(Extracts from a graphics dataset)
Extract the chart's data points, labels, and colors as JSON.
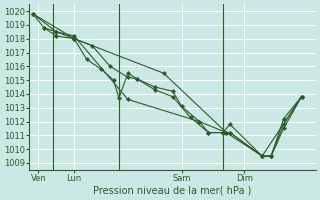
{
  "bg_color": "#cce8e4",
  "grid_color": "#ffffff",
  "line_color": "#2d5a2d",
  "marker_color": "#2d5a2d",
  "ylabel_ticks": [
    1009,
    1010,
    1011,
    1012,
    1013,
    1014,
    1015,
    1016,
    1017,
    1018,
    1019,
    1020
  ],
  "ylim": [
    1008.5,
    1020.5
  ],
  "xlabel": "Pression niveau de la mer( hPa )",
  "xtick_labels": [
    "Ven",
    "Lun",
    "Sam",
    "Dim"
  ],
  "xtick_positions": [
    0.5,
    2.5,
    8.5,
    12.0
  ],
  "vline_positions": [
    1.3,
    5.0,
    10.8
  ],
  "xlim": [
    0.0,
    16.0
  ],
  "lines": [
    [
      0.2,
      1019.8,
      0.8,
      1018.8,
      1.5,
      1018.5,
      2.5,
      1018.0,
      3.2,
      1016.5,
      4.0,
      1015.8,
      4.7,
      1015.0,
      5.0,
      1013.7,
      5.5,
      1015.5,
      6.0,
      1015.1,
      7.0,
      1014.5,
      8.0,
      1014.2,
      8.5,
      1013.1,
      9.5,
      1012.0,
      10.0,
      1011.2,
      10.8,
      1011.2,
      11.2,
      1011.2,
      13.0,
      1009.5,
      13.5,
      1009.5,
      14.2,
      1011.8,
      15.2,
      1013.8
    ],
    [
      0.8,
      1018.8,
      1.5,
      1018.2,
      2.5,
      1018.0,
      3.5,
      1017.5,
      4.5,
      1016.0,
      5.5,
      1015.2,
      6.0,
      1015.1,
      7.0,
      1014.3,
      8.0,
      1013.8,
      9.0,
      1012.3,
      10.0,
      1011.2,
      10.8,
      1011.2,
      11.2,
      1011.8,
      13.0,
      1009.5,
      13.5,
      1009.5,
      14.2,
      1012.2,
      15.2,
      1013.8
    ],
    [
      0.2,
      1019.8,
      1.5,
      1018.5,
      2.5,
      1018.2,
      5.5,
      1013.6,
      9.5,
      1012.0,
      11.0,
      1011.2,
      11.2,
      1011.2,
      13.0,
      1009.5,
      13.5,
      1009.5,
      14.2,
      1011.5,
      15.2,
      1013.8
    ],
    [
      0.2,
      1019.8,
      2.5,
      1018.0,
      7.5,
      1015.5,
      11.0,
      1011.2,
      13.0,
      1009.5,
      15.2,
      1013.8
    ]
  ],
  "tick_fontsize": 6,
  "xlabel_fontsize": 7,
  "tick_color": "#2d5a2d",
  "spine_color": "#2d5a2d"
}
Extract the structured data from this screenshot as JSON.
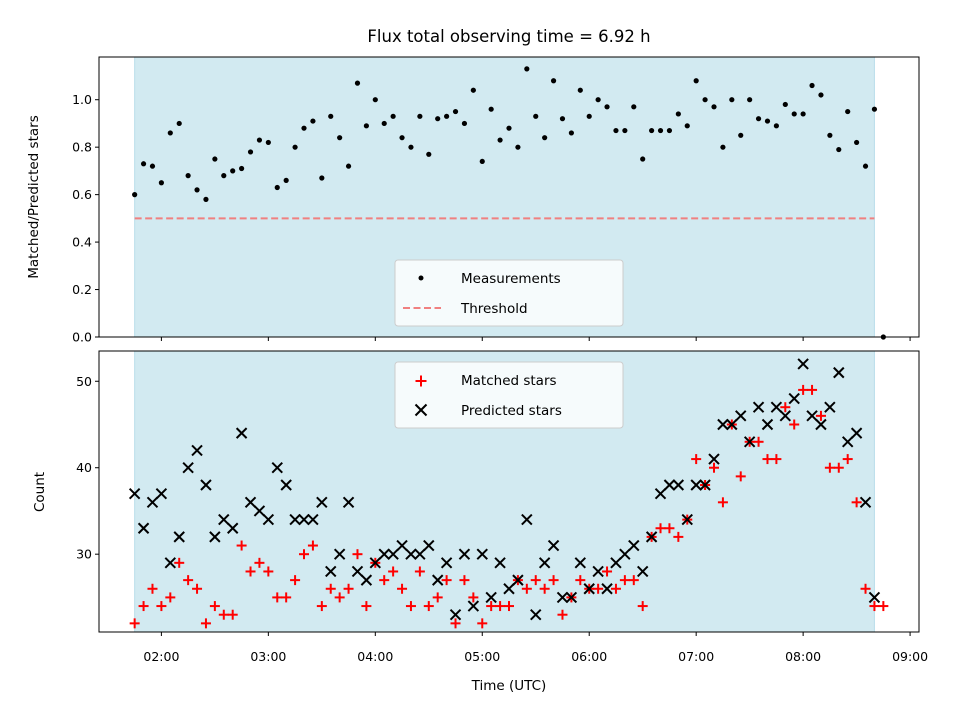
{
  "chart_data": [
    {
      "type": "scatter",
      "title": "Flux total observing time = 6.92 h",
      "xlabel": "",
      "ylabel": "Matched/Predicted stars",
      "ylim": [
        0,
        1.18
      ],
      "yticks": [
        "0.0",
        "0.2",
        "0.4",
        "0.6",
        "0.8",
        "1.0"
      ],
      "xlim": [
        "01:25",
        "09:05"
      ],
      "observing_window": [
        "01:45",
        "08:40"
      ],
      "threshold": 0.5,
      "colors": {
        "points": "#000000",
        "threshold": "#f08080",
        "band": "#add8e6"
      },
      "legend": {
        "position": "lower-center",
        "entries": [
          "Measurements",
          "Threshold"
        ]
      },
      "series": [
        {
          "name": "Measurements",
          "x": [
            "01:45",
            "01:50",
            "01:55",
            "02:00",
            "02:05",
            "02:10",
            "02:15",
            "02:20",
            "02:25",
            "02:30",
            "02:35",
            "02:40",
            "02:45",
            "02:50",
            "02:55",
            "03:00",
            "03:05",
            "03:10",
            "03:15",
            "03:20",
            "03:25",
            "03:30",
            "03:35",
            "03:40",
            "03:45",
            "03:50",
            "03:55",
            "04:00",
            "04:05",
            "04:10",
            "04:15",
            "04:20",
            "04:25",
            "04:30",
            "04:35",
            "04:40",
            "04:45",
            "04:50",
            "04:55",
            "05:00",
            "05:05",
            "05:10",
            "05:15",
            "05:20",
            "05:25",
            "05:30",
            "05:35",
            "05:40",
            "05:45",
            "05:50",
            "05:55",
            "06:00",
            "06:05",
            "06:10",
            "06:15",
            "06:20",
            "06:25",
            "06:30",
            "06:35",
            "06:40",
            "06:45",
            "06:50",
            "06:55",
            "07:00",
            "07:05",
            "07:10",
            "07:15",
            "07:20",
            "07:25",
            "07:30",
            "07:35",
            "07:40",
            "07:45",
            "07:50",
            "07:55",
            "08:00",
            "08:05",
            "08:10",
            "08:15",
            "08:20",
            "08:25",
            "08:30",
            "08:35",
            "08:40",
            "08:45"
          ],
          "values": [
            0.6,
            0.73,
            0.72,
            0.65,
            0.86,
            0.9,
            0.68,
            0.62,
            0.58,
            0.75,
            0.68,
            0.7,
            0.71,
            0.78,
            0.83,
            0.82,
            0.63,
            0.66,
            0.8,
            0.88,
            0.91,
            0.67,
            0.93,
            0.84,
            0.72,
            1.07,
            0.89,
            1.0,
            0.9,
            0.93,
            0.84,
            0.8,
            0.93,
            0.77,
            0.92,
            0.93,
            0.95,
            0.9,
            1.04,
            0.74,
            0.96,
            0.83,
            0.88,
            0.8,
            1.13,
            0.93,
            0.84,
            1.08,
            0.92,
            0.86,
            1.04,
            0.93,
            1.0,
            0.97,
            0.87,
            0.87,
            0.97,
            0.75,
            0.87,
            0.87,
            0.87,
            0.94,
            0.89,
            1.08,
            1.0,
            0.97,
            0.8,
            1.0,
            0.85,
            1.0,
            0.92,
            0.91,
            0.89,
            0.98,
            0.94,
            0.94,
            1.06,
            1.02,
            0.85,
            0.79,
            0.95,
            0.82,
            0.72,
            0.96,
            0.0
          ]
        }
      ]
    },
    {
      "type": "scatter",
      "title": "",
      "xlabel": "Time (UTC)",
      "ylabel": "Count",
      "ylim": [
        21,
        53.5
      ],
      "yticks": [
        "30",
        "40",
        "50"
      ],
      "xlim": [
        "01:25",
        "09:05"
      ],
      "xticks": [
        "02:00",
        "03:00",
        "04:00",
        "05:00",
        "06:00",
        "07:00",
        "08:00",
        "09:00"
      ],
      "observing_window": [
        "01:45",
        "08:40"
      ],
      "colors": {
        "matched": "#ff0000",
        "predicted": "#000000",
        "band": "#add8e6"
      },
      "legend": {
        "position": "upper-center",
        "entries": [
          "Matched stars",
          "Predicted stars"
        ]
      },
      "x": [
        "01:45",
        "01:50",
        "01:55",
        "02:00",
        "02:05",
        "02:10",
        "02:15",
        "02:20",
        "02:25",
        "02:30",
        "02:35",
        "02:40",
        "02:45",
        "02:50",
        "02:55",
        "03:00",
        "03:05",
        "03:10",
        "03:15",
        "03:20",
        "03:25",
        "03:30",
        "03:35",
        "03:40",
        "03:45",
        "03:50",
        "03:55",
        "04:00",
        "04:05",
        "04:10",
        "04:15",
        "04:20",
        "04:25",
        "04:30",
        "04:35",
        "04:40",
        "04:45",
        "04:50",
        "04:55",
        "05:00",
        "05:05",
        "05:10",
        "05:15",
        "05:20",
        "05:25",
        "05:30",
        "05:35",
        "05:40",
        "05:45",
        "05:50",
        "05:55",
        "06:00",
        "06:05",
        "06:10",
        "06:15",
        "06:20",
        "06:25",
        "06:30",
        "06:35",
        "06:40",
        "06:45",
        "06:50",
        "06:55",
        "07:00",
        "07:05",
        "07:10",
        "07:15",
        "07:20",
        "07:25",
        "07:30",
        "07:35",
        "07:40",
        "07:45",
        "07:50",
        "07:55",
        "08:00",
        "08:05",
        "08:10",
        "08:15",
        "08:20",
        "08:25",
        "08:30",
        "08:35",
        "08:40"
      ],
      "series": [
        {
          "name": "Matched stars",
          "values": [
            22,
            24,
            26,
            24,
            25,
            29,
            27,
            26,
            22,
            24,
            23,
            23,
            31,
            28,
            29,
            28,
            25,
            25,
            27,
            30,
            31,
            24,
            26,
            25,
            26,
            30,
            24,
            29,
            27,
            28,
            26,
            24,
            28,
            24,
            25,
            27,
            22,
            27,
            25,
            22,
            24,
            24,
            24,
            27,
            26,
            27,
            26,
            27,
            23,
            25,
            27,
            26,
            26,
            28,
            26,
            27,
            27,
            24,
            32,
            33,
            33,
            32,
            34,
            41,
            38,
            40,
            36,
            45,
            39,
            43,
            43,
            41,
            41,
            47,
            45,
            49,
            49,
            46,
            40,
            40,
            41,
            36,
            26,
            24
          ],
          "extra_points": [
            [
              "08:45",
              24
            ]
          ]
        },
        {
          "name": "Predicted stars",
          "values": [
            37,
            33,
            36,
            37,
            29,
            32,
            40,
            42,
            38,
            32,
            34,
            33,
            44,
            36,
            35,
            34,
            40,
            38,
            34,
            34,
            34,
            36,
            28,
            30,
            36,
            28,
            27,
            29,
            30,
            30,
            31,
            30,
            30,
            31,
            27,
            29,
            23,
            30,
            24,
            30,
            25,
            29,
            26,
            27,
            34,
            23,
            29,
            31,
            25,
            25,
            29,
            26,
            28,
            26,
            29,
            30,
            31,
            28,
            32,
            37,
            38,
            38,
            34,
            38,
            38,
            41,
            45,
            45,
            46,
            43,
            47,
            45,
            47,
            46,
            48,
            52,
            46,
            45,
            47,
            51,
            43,
            44,
            36,
            25
          ]
        }
      ]
    }
  ]
}
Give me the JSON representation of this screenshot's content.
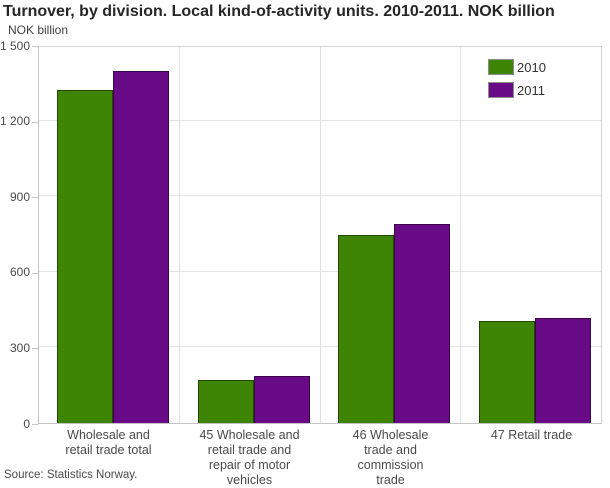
{
  "header": {
    "title": "Turnover, by division. Local kind-of-activity units. 2010-2011. NOK billion",
    "unit_label": "NOK billion"
  },
  "footer": {
    "source": "Source: Statistics Norway."
  },
  "colors": {
    "series_2010": "#3e8505",
    "series_2011": "#690a87",
    "gridline": "#e4e4e4",
    "frame": "#d2d2d2",
    "text": "#4a4a4a"
  },
  "chart_data": {
    "type": "bar",
    "title": "Turnover, by division. Local kind-of-activity units. 2010-2011. NOK billion",
    "xlabel": "",
    "ylabel": "NOK billion",
    "ylim": [
      0,
      1500
    ],
    "grid": true,
    "legend_position": "top-right",
    "yticks": [
      {
        "value": 1500,
        "label": "1 500"
      },
      {
        "value": 1200,
        "label": "1 200"
      },
      {
        "value": 900,
        "label": "900"
      },
      {
        "value": 600,
        "label": "600"
      },
      {
        "value": 300,
        "label": "300"
      },
      {
        "value": 0,
        "label": "0"
      }
    ],
    "categories": [
      "Wholesale and\nretail trade total",
      "45 Wholesale and\nretail trade and\nrepair of motor\nvehicles",
      "46 Wholesale\ntrade and\ncommission\ntrade",
      "47 Retail trade"
    ],
    "series": [
      {
        "name": "2010",
        "color": "#3e8505",
        "values": [
          1320,
          170,
          745,
          405
        ]
      },
      {
        "name": "2011",
        "color": "#690a87",
        "values": [
          1395,
          185,
          790,
          415
        ]
      }
    ]
  }
}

**REQUIRED WORK:**
Quote exactly, and only, the lines from the one containing "Give me the" through the last line of the records above, both included; leave out any pictures.

**FINISHED EXERCISE:**
Give me the JSON representation of this screenshot's content.
{
  "header": {
    "title": "Turnover, by division. Local kind-of-activity units. 2010-2011. NOK billion",
    "unit_label": "NOK billion"
  },
  "footer": {
    "source": "Source: Statistics Norway."
  },
  "colors": {
    "series_2010": "#3e8505",
    "series_2011": "#690a87",
    "gridline": "#e4e4e4",
    "frame": "#d2d2d2",
    "text": "#4a4a4a"
  },
  "chart_data": {
    "type": "bar",
    "title": "Turnover, by division. Local kind-of-activity units. 2010-2011. NOK billion",
    "xlabel": "",
    "ylabel": "NOK billion",
    "ylim": [
      0,
      1500
    ],
    "grid": true,
    "legend_position": "top-right",
    "yticks": [
      {
        "value": 1500,
        "label": "1 500"
      },
      {
        "value": 1200,
        "label": "1 200"
      },
      {
        "value": 900,
        "label": "900"
      },
      {
        "value": 600,
        "label": "600"
      },
      {
        "value": 300,
        "label": "300"
      },
      {
        "value": 0,
        "label": "0"
      }
    ],
    "categories": [
      "Wholesale and\nretail trade total",
      "45 Wholesale and\nretail trade and\nrepair of motor\nvehicles",
      "46 Wholesale\ntrade and\ncommission\ntrade",
      "47 Retail trade"
    ],
    "series": [
      {
        "name": "2010",
        "color": "#3e8505",
        "values": [
          1320,
          170,
          745,
          405
        ]
      },
      {
        "name": "2011",
        "color": "#690a87",
        "values": [
          1395,
          185,
          790,
          415
        ]
      }
    ]
  }
}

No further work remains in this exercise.